GOAL — Check the listing below line by line and report how many lines hold "randomModel", with no other words.

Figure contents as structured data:
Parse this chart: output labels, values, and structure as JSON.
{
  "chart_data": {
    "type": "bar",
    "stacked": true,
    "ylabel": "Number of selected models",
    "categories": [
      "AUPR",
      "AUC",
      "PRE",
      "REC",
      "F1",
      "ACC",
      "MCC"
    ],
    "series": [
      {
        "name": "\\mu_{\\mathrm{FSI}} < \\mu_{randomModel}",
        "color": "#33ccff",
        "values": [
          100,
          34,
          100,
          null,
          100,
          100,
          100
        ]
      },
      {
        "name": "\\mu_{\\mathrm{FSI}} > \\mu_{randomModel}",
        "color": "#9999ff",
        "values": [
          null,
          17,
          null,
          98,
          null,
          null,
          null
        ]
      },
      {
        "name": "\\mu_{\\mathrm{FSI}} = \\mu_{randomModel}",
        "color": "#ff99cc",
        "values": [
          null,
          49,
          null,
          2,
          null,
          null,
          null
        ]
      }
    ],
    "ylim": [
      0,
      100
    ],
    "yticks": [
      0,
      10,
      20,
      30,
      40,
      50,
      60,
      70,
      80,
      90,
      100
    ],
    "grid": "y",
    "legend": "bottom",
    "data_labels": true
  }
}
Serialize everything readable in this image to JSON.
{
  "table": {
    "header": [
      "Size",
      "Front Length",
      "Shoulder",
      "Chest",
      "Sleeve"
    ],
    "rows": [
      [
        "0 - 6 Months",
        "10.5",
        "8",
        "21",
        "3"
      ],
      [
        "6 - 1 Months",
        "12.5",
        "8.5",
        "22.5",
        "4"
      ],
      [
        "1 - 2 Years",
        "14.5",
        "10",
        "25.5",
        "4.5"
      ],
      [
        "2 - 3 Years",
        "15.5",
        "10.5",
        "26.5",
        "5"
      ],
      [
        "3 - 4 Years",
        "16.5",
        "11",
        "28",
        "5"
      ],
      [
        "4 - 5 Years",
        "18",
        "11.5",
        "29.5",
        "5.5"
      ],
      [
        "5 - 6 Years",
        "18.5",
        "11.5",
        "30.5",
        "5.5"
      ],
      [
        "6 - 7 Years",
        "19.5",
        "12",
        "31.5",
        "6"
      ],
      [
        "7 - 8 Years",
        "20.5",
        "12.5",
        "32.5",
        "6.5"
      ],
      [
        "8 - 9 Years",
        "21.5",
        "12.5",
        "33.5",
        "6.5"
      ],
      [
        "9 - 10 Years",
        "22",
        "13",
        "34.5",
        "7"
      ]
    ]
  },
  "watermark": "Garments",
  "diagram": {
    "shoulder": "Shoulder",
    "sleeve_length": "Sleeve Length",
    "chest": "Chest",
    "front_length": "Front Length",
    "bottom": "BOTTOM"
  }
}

ANSWER FOR THIS EXERCISE — 3